_DIRECTIONS FOR THIS TASK_
Reproduce the data exactly.

_MATERIAL SHOWN_
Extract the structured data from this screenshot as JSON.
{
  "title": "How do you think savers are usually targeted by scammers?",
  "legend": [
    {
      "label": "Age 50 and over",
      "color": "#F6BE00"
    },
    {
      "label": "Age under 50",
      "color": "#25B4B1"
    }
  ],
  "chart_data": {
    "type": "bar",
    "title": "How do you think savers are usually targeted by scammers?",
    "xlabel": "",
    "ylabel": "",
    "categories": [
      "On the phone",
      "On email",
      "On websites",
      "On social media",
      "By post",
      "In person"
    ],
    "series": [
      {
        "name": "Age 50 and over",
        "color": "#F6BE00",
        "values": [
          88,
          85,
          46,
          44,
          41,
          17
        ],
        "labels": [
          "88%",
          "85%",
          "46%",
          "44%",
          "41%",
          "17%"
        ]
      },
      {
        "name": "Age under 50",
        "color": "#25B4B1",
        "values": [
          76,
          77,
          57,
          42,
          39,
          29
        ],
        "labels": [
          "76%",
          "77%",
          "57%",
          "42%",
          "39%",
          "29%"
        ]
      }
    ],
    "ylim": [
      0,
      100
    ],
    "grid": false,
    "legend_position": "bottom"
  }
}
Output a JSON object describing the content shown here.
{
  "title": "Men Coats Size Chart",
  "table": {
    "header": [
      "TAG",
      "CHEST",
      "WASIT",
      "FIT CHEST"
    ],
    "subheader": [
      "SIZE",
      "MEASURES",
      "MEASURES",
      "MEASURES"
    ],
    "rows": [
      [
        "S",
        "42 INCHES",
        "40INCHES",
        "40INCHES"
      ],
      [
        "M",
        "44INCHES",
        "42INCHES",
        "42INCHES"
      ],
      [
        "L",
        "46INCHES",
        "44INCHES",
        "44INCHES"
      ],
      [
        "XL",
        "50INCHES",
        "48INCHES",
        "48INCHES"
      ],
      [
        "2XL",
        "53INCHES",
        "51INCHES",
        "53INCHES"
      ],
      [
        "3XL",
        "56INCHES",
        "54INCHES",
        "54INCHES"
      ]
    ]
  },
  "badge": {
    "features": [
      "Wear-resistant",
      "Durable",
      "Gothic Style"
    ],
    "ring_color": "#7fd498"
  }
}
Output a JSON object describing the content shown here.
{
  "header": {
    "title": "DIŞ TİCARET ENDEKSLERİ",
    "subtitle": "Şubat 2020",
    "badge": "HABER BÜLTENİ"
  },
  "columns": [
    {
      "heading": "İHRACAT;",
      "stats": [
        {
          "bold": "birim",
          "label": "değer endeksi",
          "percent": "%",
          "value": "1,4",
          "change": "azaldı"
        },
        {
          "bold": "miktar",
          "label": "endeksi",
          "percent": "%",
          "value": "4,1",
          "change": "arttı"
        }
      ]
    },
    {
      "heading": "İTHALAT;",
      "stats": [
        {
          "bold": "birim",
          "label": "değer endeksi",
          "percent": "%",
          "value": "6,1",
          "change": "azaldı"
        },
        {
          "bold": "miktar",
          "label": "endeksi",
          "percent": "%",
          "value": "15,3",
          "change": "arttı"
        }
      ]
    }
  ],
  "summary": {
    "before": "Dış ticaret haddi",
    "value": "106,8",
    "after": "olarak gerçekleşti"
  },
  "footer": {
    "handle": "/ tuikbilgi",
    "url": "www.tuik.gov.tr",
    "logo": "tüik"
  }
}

_TASK RESPONSE_
Extract the structured data from this screenshot as JSON.
{
  "title": "How do you think savers are usually targeted by scammers?",
  "legend": [
    {
      "label": "Age 50 and over",
      "color": "#F6BE00"
    },
    {
      "label": "Age under 50",
      "color": "#25B4B1"
    }
  ],
  "chart_data": {
    "type": "bar",
    "title": "How do you think savers are usually targeted by scammers?",
    "xlabel": "",
    "ylabel": "",
    "categories": [
      "On the phone",
      "On email",
      "On websites",
      "On social media",
      "By post",
      "In person"
    ],
    "series": [
      {
        "name": "Age 50 and over",
        "color": "#F6BE00",
        "values": [
          88,
          85,
          46,
          44,
          41,
          17
        ],
        "labels": [
          "88%",
          "85%",
          "46%",
          "44%",
          "41%",
          "17%"
        ]
      },
      {
        "name": "Age under 50",
        "color": "#25B4B1",
        "values": [
          76,
          77,
          57,
          42,
          39,
          29
        ],
        "labels": [
          "76%",
          "77%",
          "57%",
          "42%",
          "39%",
          "29%"
        ]
      }
    ],
    "ylim": [
      0,
      100
    ],
    "grid": false,
    "legend_position": "bottom"
  }
}
Output a JSON object describing the content shown here.
{
  "title": "Men Coats Size Chart",
  "table": {
    "header": [
      "TAG",
      "CHEST",
      "WASIT",
      "FIT CHEST"
    ],
    "subheader": [
      "SIZE",
      "MEASURES",
      "MEASURES",
      "MEASURES"
    ],
    "rows": [
      [
        "S",
        "42 INCHES",
        "40INCHES",
        "40INCHES"
      ],
      [
        "M",
        "44INCHES",
        "42INCHES",
        "42INCHES"
      ],
      [
        "L",
        "46INCHES",
        "44INCHES",
        "44INCHES"
      ],
      [
        "XL",
        "50INCHES",
        "48INCHES",
        "48INCHES"
      ],
      [
        "2XL",
        "53INCHES",
        "51INCHES",
        "53INCHES"
      ],
      [
        "3XL",
        "56INCHES",
        "54INCHES",
        "54INCHES"
      ]
    ]
  },
  "badge": {
    "features": [
      "Wear-resistant",
      "Durable",
      "Gothic Style"
    ],
    "ring_color": "#7fd498"
  }
}
Output a JSON object describing the content shown here.
{
  "header": {
    "title": "DIŞ TİCARET ENDEKSLERİ",
    "subtitle": "Şubat 2020",
    "badge": "HABER BÜLTENİ"
  },
  "columns": [
    {
      "heading": "İHRACAT;",
      "stats": [
        {
          "bold": "birim",
          "label": "değer endeksi",
          "percent": "%",
          "value": "1,4",
          "change": "azaldı"
        },
        {
          "bold": "miktar",
          "label": "endeksi",
          "percent": "%",
          "value": "4,1",
          "change": "arttı"
        }
      ]
    },
    {
      "heading": "İTHALAT;",
      "stats": [
        {
          "bold": "birim",
          "label": "değer endeksi",
          "percent": "%",
          "value": "6,1",
          "change": "azaldı"
        },
        {
          "bold": "miktar",
          "label": "endeksi",
          "percent": "%",
          "value": "15,3",
          "change": "arttı"
        }
      ]
    }
  ],
  "summary": {
    "before": "Dış ticaret haddi",
    "value": "106,8",
    "after": "olarak gerçekleşti"
  },
  "footer": {
    "handle": "/ tuikbilgi",
    "url": "www.tuik.gov.tr",
    "logo": "tüik"
  }
}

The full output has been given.